EXERCISE DETAILS
Every entry below should be transcribed exactly; pictures stay out of the copy.

===== DATASET =====

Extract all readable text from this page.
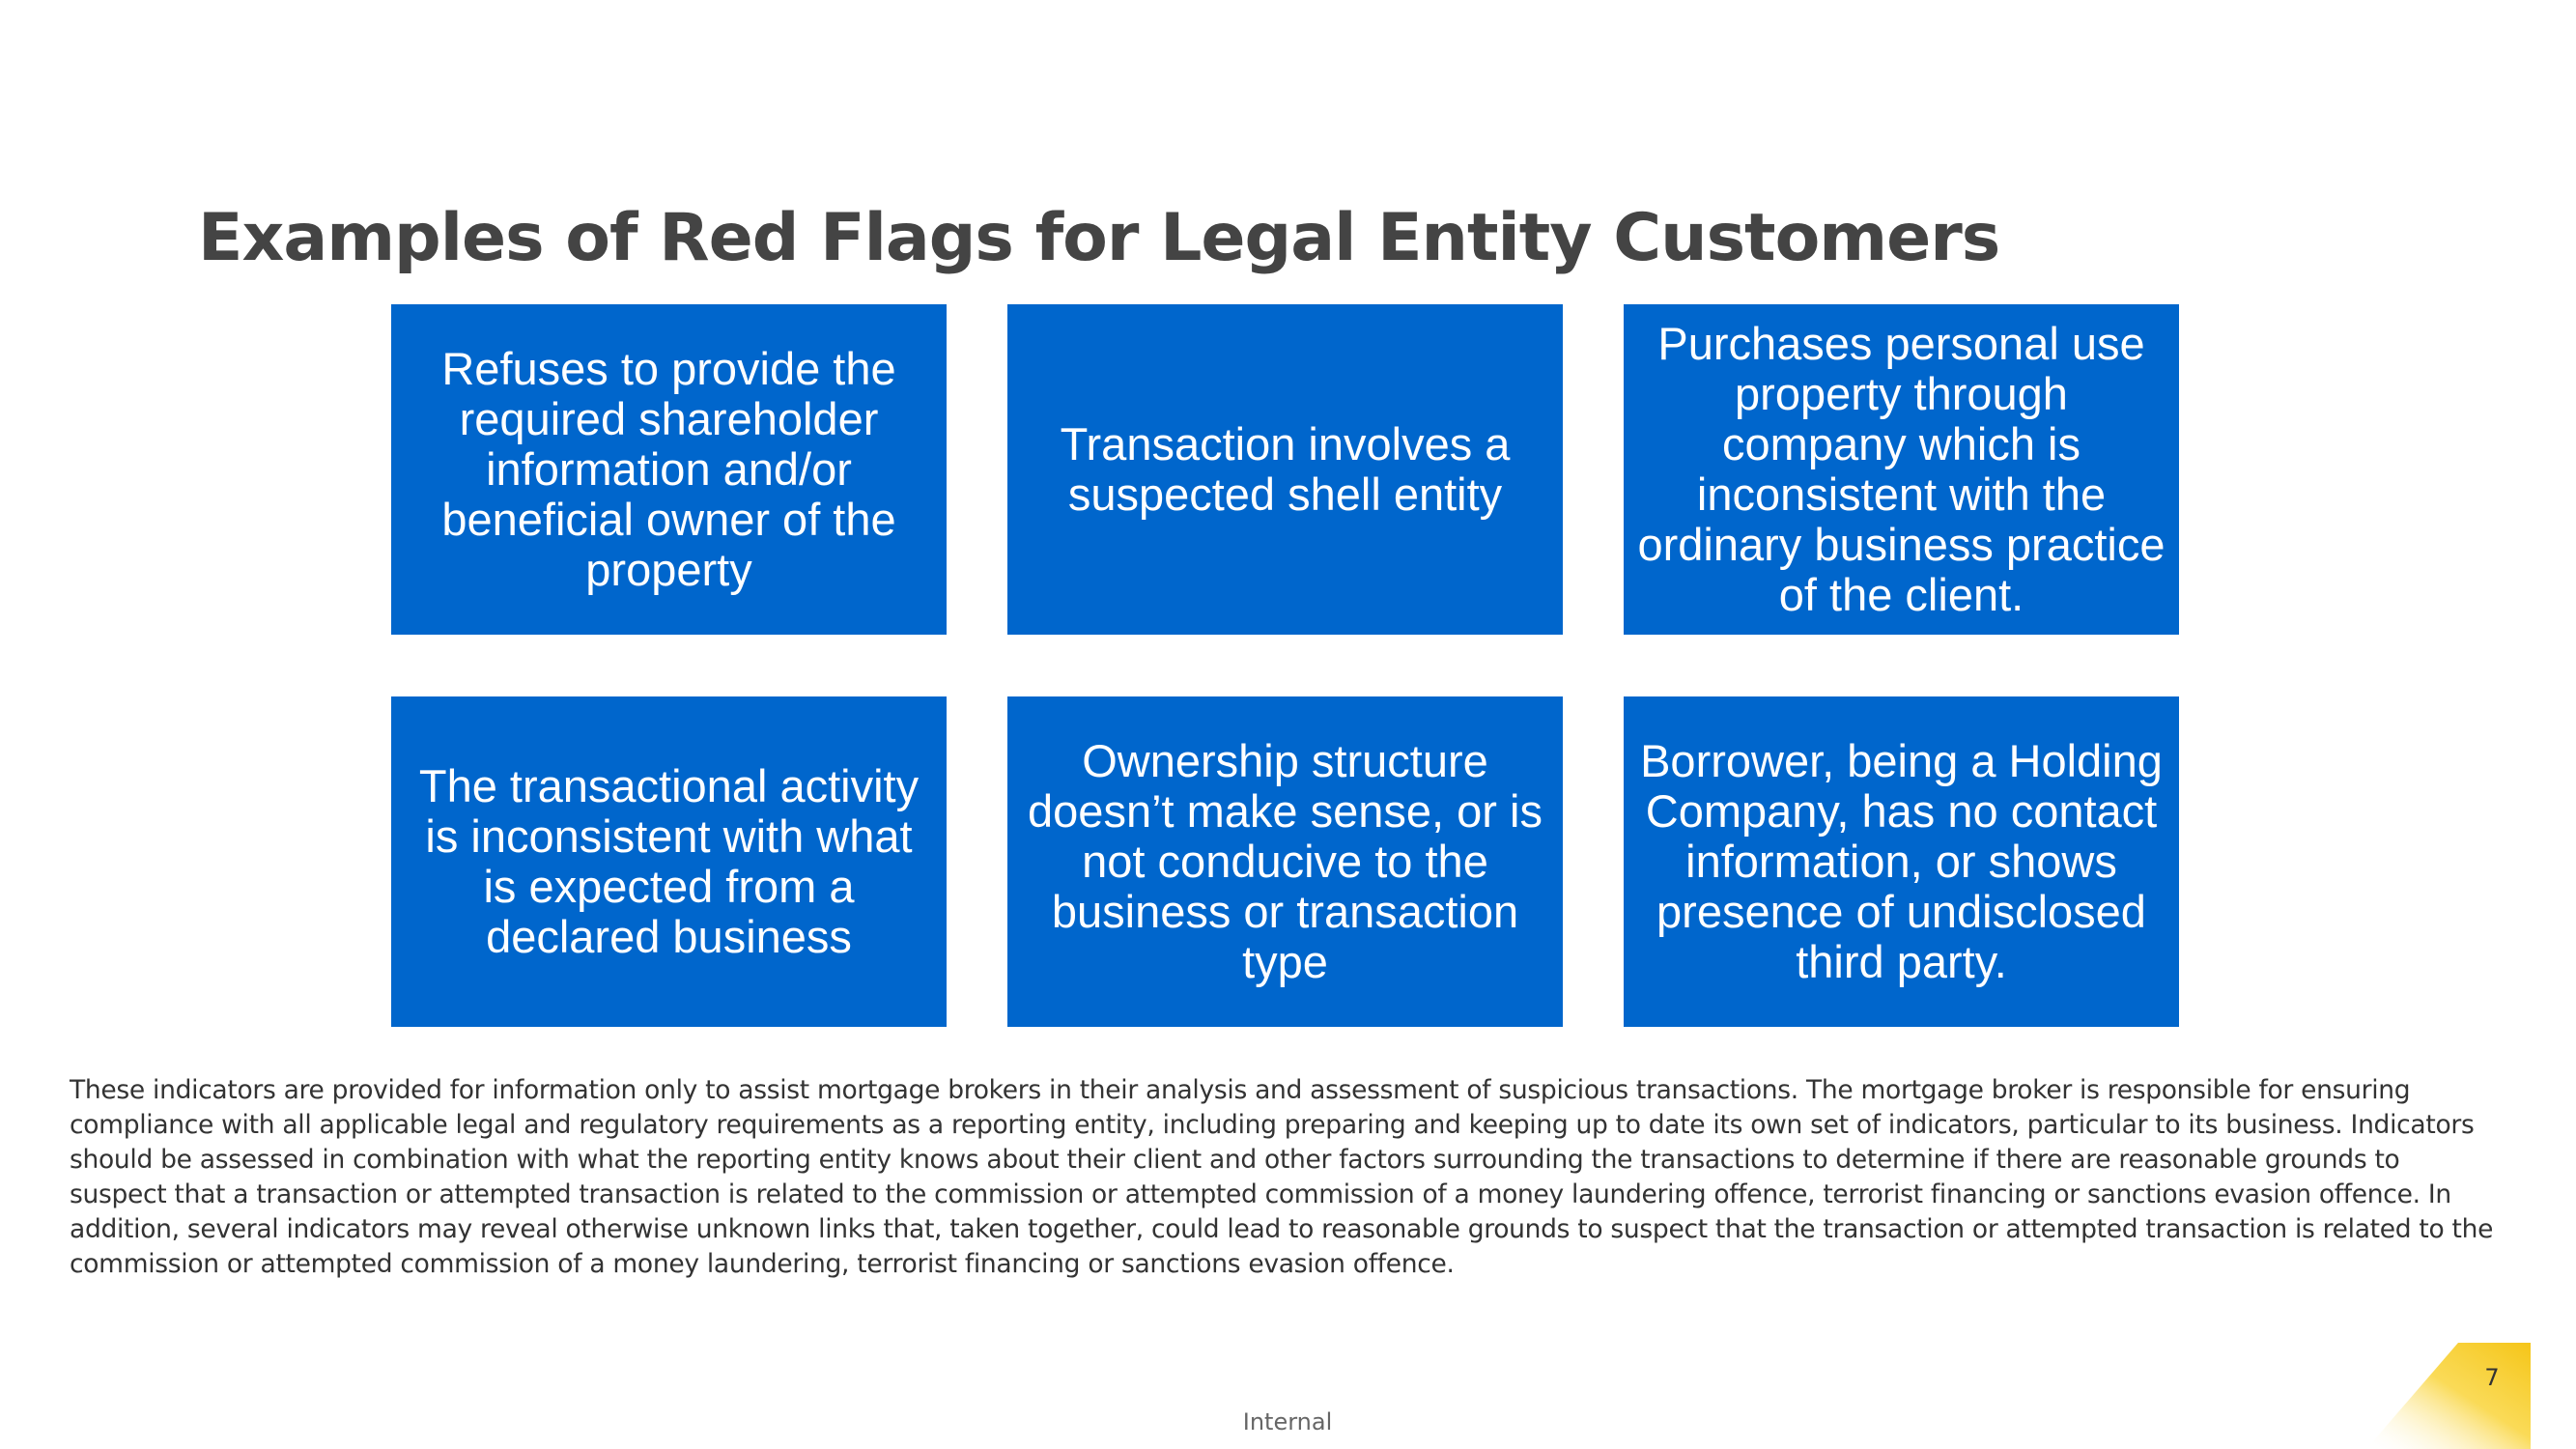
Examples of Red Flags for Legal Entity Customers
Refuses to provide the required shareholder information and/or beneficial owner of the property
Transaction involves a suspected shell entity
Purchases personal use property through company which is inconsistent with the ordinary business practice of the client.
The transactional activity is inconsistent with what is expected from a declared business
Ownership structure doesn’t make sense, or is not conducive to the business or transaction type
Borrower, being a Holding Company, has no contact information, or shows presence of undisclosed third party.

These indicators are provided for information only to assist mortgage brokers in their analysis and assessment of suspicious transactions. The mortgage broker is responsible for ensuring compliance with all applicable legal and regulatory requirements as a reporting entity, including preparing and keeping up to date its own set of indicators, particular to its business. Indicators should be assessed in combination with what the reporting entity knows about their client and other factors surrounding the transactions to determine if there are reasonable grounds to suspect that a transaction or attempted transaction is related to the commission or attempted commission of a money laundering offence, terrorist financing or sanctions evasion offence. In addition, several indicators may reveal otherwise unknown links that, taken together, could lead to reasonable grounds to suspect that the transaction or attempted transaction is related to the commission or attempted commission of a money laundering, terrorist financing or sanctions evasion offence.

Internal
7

=====

EXPECTED ANSWER
Extract all readable text from this page.
Examples of Red Flags for Legal Entity Customers
Refuses to provide the required shareholder information and/or beneficial owner of the property
Transaction involves a suspected shell entity
Purchases personal use property through company which is inconsistent with the ordinary business practice of the client.
The transactional activity is inconsistent with what is expected from a declared business
Ownership structure doesn’t make sense, or is not conducive to the business or transaction type
Borrower, being a Holding Company, has no contact information, or shows presence of undisclosed third party.

These indicators are provided for information only to assist mortgage brokers in their analysis and assessment of suspicious transactions. The mortgage broker is responsible for ensuring compliance with all applicable legal and regulatory requirements as a reporting entity, including preparing and keeping up to date its own set of indicators, particular to its business. Indicators should be assessed in combination with what the reporting entity knows about their client and other factors surrounding the transactions to determine if there are reasonable grounds to suspect that a transaction or attempted transaction is related to the commission or attempted commission of a money laundering offence, terrorist financing or sanctions evasion offence. In addition, several indicators may reveal otherwise unknown links that, taken together, could lead to reasonable grounds to suspect that the transaction or attempted transaction is related to the commission or attempted commission of a money laundering, terrorist financing or sanctions evasion offence.

Internal
7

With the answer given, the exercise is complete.